# Collected data entries
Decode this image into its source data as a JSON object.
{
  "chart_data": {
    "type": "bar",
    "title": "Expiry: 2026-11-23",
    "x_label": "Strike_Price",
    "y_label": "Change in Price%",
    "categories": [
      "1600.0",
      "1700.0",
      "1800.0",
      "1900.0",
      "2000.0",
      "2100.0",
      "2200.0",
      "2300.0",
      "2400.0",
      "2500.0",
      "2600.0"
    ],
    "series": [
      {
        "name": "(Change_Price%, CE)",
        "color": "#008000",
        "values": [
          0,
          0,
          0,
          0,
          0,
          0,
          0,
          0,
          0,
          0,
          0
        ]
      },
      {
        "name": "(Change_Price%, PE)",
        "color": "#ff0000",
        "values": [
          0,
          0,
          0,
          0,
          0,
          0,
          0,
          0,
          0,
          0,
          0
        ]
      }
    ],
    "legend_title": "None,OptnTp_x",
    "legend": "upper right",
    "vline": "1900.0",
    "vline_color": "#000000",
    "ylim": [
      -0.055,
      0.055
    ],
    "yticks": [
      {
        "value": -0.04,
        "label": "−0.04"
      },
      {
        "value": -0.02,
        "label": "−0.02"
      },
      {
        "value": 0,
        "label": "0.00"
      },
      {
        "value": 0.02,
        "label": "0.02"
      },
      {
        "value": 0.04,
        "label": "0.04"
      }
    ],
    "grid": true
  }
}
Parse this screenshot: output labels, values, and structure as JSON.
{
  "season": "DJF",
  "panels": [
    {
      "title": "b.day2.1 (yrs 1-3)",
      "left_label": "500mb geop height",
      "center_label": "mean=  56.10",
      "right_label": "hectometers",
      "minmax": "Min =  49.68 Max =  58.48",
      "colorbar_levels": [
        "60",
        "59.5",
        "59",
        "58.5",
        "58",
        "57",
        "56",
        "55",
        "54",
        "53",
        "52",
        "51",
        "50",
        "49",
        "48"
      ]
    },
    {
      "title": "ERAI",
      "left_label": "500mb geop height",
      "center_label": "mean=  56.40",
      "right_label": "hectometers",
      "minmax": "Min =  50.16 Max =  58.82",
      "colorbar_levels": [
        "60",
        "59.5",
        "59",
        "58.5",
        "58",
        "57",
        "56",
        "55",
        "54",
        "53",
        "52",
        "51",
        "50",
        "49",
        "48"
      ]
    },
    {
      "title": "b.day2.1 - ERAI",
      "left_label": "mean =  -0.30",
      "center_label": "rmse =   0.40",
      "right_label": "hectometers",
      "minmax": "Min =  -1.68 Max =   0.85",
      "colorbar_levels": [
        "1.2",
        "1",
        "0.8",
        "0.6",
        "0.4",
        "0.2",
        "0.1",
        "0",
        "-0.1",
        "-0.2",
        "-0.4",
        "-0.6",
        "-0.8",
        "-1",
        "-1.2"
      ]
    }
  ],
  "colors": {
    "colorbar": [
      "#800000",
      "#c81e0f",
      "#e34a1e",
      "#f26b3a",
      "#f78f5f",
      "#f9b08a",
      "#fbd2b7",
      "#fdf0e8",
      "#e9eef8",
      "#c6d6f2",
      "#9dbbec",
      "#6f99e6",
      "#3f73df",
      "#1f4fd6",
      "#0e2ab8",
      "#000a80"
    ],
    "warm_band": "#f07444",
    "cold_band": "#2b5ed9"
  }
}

# INSTRUCTIONS FOR THE TASK
Please quote the records above exactly, without skipping a line.

# SOLUTION
Decode this image into its source data as a JSON object.
{
  "chart_data": {
    "type": "bar",
    "title": "Expiry: 2026-11-23",
    "x_label": "Strike_Price",
    "y_label": "Change in Price%",
    "categories": [
      "1600.0",
      "1700.0",
      "1800.0",
      "1900.0",
      "2000.0",
      "2100.0",
      "2200.0",
      "2300.0",
      "2400.0",
      "2500.0",
      "2600.0"
    ],
    "series": [
      {
        "name": "(Change_Price%, CE)",
        "color": "#008000",
        "values": [
          0,
          0,
          0,
          0,
          0,
          0,
          0,
          0,
          0,
          0,
          0
        ]
      },
      {
        "name": "(Change_Price%, PE)",
        "color": "#ff0000",
        "values": [
          0,
          0,
          0,
          0,
          0,
          0,
          0,
          0,
          0,
          0,
          0
        ]
      }
    ],
    "legend_title": "None,OptnTp_x",
    "legend": "upper right",
    "vline": "1900.0",
    "vline_color": "#000000",
    "ylim": [
      -0.055,
      0.055
    ],
    "yticks": [
      {
        "value": -0.04,
        "label": "−0.04"
      },
      {
        "value": -0.02,
        "label": "−0.02"
      },
      {
        "value": 0,
        "label": "0.00"
      },
      {
        "value": 0.02,
        "label": "0.02"
      },
      {
        "value": 0.04,
        "label": "0.04"
      }
    ],
    "grid": true
  }
}
Parse this screenshot: output labels, values, and structure as JSON.
{
  "season": "DJF",
  "panels": [
    {
      "title": "b.day2.1 (yrs 1-3)",
      "left_label": "500mb geop height",
      "center_label": "mean=  56.10",
      "right_label": "hectometers",
      "minmax": "Min =  49.68 Max =  58.48",
      "colorbar_levels": [
        "60",
        "59.5",
        "59",
        "58.5",
        "58",
        "57",
        "56",
        "55",
        "54",
        "53",
        "52",
        "51",
        "50",
        "49",
        "48"
      ]
    },
    {
      "title": "ERAI",
      "left_label": "500mb geop height",
      "center_label": "mean=  56.40",
      "right_label": "hectometers",
      "minmax": "Min =  50.16 Max =  58.82",
      "colorbar_levels": [
        "60",
        "59.5",
        "59",
        "58.5",
        "58",
        "57",
        "56",
        "55",
        "54",
        "53",
        "52",
        "51",
        "50",
        "49",
        "48"
      ]
    },
    {
      "title": "b.day2.1 - ERAI",
      "left_label": "mean =  -0.30",
      "center_label": "rmse =   0.40",
      "right_label": "hectometers",
      "minmax": "Min =  -1.68 Max =   0.85",
      "colorbar_levels": [
        "1.2",
        "1",
        "0.8",
        "0.6",
        "0.4",
        "0.2",
        "0.1",
        "0",
        "-0.1",
        "-0.2",
        "-0.4",
        "-0.6",
        "-0.8",
        "-1",
        "-1.2"
      ]
    }
  ],
  "colors": {
    "colorbar": [
      "#800000",
      "#c81e0f",
      "#e34a1e",
      "#f26b3a",
      "#f78f5f",
      "#f9b08a",
      "#fbd2b7",
      "#fdf0e8",
      "#e9eef8",
      "#c6d6f2",
      "#9dbbec",
      "#6f99e6",
      "#3f73df",
      "#1f4fd6",
      "#0e2ab8",
      "#000a80"
    ],
    "warm_band": "#f07444",
    "cold_band": "#2b5ed9"
  }
}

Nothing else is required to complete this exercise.